Check every line of the data below for the string "image", and copy the ones that hold it.

[Dataset items]
<<<<

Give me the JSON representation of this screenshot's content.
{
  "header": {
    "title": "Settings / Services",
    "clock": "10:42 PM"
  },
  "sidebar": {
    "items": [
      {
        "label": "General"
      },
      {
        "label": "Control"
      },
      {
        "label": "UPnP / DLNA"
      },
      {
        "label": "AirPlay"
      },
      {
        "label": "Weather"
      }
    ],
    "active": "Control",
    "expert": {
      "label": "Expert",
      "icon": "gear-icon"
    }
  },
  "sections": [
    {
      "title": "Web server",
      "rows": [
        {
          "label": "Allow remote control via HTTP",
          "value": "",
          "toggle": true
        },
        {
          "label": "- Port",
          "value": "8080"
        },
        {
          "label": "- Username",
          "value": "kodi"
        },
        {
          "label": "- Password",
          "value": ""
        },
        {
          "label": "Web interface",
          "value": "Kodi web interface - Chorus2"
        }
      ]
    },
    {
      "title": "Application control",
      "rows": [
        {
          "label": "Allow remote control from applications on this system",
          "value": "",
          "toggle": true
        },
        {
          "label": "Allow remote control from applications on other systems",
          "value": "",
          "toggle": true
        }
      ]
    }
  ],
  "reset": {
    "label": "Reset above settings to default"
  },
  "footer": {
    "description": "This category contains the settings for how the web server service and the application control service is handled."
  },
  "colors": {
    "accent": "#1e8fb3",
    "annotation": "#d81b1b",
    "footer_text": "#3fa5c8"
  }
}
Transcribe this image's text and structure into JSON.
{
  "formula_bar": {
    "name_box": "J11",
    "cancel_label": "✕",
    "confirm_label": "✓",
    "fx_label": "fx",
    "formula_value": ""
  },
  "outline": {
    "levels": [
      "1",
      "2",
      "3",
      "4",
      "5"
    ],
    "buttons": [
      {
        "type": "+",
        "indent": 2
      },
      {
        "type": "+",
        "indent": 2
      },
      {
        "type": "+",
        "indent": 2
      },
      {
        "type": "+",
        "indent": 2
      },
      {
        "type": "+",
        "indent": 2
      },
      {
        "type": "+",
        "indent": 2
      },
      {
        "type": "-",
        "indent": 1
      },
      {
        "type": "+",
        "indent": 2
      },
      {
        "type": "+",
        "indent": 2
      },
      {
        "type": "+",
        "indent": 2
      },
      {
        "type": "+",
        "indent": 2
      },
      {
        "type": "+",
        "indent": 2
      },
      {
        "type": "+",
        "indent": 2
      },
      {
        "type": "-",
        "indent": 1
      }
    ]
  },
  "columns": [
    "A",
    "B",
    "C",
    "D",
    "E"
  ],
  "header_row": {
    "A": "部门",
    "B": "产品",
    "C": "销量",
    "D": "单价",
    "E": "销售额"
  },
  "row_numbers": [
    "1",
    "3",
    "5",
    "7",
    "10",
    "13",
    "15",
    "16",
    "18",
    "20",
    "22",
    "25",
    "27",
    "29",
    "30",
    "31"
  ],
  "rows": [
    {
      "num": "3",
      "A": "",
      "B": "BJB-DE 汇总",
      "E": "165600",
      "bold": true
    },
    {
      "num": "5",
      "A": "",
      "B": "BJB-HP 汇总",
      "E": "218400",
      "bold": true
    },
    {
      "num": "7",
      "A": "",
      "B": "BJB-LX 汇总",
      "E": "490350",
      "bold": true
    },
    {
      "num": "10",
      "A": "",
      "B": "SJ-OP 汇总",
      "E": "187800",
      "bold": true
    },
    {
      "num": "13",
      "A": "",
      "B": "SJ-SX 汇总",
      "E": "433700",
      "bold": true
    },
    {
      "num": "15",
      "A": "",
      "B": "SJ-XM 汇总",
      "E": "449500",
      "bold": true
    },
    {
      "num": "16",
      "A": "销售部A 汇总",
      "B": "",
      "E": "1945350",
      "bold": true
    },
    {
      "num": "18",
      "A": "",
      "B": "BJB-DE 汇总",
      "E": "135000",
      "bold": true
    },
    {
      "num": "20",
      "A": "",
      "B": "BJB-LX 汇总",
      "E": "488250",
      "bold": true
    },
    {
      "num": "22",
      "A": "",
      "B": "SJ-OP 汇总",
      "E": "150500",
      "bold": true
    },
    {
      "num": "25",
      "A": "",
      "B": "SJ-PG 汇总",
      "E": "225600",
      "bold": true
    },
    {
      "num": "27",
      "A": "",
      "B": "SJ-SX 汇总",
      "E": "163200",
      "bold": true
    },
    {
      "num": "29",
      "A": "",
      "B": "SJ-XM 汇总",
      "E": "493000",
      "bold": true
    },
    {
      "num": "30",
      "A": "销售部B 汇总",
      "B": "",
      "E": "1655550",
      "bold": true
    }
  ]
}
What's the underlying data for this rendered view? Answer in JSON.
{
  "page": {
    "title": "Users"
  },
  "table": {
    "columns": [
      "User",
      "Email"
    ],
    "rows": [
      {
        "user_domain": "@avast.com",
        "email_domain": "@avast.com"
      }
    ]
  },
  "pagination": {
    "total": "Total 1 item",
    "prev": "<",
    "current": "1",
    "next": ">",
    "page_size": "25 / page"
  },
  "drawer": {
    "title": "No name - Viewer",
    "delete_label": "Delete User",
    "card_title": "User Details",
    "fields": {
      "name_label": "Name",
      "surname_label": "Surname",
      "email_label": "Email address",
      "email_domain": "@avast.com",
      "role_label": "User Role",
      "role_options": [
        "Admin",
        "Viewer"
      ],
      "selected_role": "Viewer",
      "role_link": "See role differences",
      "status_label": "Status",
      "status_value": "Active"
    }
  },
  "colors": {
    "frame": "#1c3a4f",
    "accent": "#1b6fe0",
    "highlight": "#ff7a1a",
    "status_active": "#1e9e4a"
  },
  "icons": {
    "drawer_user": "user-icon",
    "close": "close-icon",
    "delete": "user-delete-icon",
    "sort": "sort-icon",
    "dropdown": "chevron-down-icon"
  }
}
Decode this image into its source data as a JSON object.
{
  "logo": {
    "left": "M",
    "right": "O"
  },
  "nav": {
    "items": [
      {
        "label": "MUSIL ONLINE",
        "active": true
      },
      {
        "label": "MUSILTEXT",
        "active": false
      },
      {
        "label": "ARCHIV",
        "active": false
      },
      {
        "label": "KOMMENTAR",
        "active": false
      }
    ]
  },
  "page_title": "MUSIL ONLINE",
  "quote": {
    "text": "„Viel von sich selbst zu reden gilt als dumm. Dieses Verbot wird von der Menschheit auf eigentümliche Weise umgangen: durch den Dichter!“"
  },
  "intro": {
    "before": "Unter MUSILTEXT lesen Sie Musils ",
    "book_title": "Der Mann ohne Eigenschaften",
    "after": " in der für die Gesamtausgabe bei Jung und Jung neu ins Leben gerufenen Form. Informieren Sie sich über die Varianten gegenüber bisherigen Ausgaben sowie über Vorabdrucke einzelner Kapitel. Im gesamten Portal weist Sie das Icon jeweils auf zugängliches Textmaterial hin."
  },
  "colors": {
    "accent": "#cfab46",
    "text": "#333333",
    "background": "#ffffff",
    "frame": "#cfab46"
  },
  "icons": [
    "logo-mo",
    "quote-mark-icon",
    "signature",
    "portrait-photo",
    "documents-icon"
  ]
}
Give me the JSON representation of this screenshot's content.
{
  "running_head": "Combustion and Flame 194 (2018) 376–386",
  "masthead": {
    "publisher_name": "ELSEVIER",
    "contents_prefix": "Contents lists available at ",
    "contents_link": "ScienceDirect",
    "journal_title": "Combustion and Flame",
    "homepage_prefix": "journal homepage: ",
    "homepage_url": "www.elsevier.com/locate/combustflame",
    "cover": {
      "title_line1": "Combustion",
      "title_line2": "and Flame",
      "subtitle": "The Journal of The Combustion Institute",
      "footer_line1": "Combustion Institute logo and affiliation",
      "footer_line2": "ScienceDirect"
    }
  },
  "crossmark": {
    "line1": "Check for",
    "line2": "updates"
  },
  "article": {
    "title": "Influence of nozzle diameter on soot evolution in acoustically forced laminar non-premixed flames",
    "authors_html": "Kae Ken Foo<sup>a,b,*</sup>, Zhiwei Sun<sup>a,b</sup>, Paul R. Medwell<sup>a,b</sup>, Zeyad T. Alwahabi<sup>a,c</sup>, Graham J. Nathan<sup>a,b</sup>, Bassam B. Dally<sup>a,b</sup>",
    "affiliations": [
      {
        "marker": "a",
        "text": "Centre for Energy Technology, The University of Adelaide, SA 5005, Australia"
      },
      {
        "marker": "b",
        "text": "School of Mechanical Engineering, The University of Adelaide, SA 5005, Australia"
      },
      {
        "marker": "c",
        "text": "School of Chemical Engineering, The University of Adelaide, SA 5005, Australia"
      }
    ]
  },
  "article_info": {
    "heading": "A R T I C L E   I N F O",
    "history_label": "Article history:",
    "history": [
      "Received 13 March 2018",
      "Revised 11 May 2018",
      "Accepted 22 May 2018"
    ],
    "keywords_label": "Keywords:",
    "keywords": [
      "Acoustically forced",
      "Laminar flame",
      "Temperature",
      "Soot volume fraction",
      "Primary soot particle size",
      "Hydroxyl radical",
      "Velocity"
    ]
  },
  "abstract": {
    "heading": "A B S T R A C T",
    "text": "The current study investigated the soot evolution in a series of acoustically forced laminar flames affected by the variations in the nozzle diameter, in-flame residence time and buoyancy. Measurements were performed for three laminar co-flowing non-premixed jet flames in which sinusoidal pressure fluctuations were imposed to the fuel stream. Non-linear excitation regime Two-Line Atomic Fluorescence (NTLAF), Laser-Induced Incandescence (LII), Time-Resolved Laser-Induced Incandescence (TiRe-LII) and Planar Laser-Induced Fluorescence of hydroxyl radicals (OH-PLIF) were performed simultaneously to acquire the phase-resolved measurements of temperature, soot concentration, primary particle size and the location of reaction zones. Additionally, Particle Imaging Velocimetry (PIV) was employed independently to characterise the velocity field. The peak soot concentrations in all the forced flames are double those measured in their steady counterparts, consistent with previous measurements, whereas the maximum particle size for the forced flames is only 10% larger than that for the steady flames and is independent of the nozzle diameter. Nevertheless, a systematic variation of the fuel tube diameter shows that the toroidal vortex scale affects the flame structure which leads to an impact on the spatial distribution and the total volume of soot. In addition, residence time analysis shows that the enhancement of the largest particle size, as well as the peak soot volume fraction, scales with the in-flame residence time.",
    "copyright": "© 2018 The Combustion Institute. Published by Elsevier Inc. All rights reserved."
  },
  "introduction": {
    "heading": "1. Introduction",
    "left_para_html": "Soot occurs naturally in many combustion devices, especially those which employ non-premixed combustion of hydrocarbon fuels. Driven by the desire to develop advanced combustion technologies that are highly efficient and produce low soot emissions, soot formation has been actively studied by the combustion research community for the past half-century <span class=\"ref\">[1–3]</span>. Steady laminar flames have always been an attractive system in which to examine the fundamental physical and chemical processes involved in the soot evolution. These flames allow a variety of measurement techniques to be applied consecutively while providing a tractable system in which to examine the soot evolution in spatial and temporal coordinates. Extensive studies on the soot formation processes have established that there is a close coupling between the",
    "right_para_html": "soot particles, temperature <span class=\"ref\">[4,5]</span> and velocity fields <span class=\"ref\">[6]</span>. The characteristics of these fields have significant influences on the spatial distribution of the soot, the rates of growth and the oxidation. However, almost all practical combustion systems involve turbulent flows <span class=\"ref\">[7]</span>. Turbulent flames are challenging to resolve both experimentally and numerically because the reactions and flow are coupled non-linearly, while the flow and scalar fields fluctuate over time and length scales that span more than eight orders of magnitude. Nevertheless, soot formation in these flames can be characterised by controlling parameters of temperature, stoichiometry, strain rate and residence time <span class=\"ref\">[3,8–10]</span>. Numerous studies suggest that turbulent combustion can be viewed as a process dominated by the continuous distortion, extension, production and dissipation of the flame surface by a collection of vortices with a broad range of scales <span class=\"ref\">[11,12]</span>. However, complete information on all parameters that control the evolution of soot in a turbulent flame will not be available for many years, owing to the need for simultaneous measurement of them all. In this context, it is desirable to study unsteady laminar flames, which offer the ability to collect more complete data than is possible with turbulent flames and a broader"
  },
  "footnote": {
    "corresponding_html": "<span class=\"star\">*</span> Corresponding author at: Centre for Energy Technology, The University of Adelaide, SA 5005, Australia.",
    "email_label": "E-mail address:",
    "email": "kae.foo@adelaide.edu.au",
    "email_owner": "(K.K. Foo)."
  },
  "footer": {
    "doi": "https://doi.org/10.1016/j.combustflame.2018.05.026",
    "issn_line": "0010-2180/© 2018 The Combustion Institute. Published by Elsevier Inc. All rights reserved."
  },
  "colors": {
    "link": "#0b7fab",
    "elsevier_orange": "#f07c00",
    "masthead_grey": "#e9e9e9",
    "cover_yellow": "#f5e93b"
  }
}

>>>>

(Written response):
Transcribe this image's text and structure into JSON.
Decode this image into its source data as a JSON object.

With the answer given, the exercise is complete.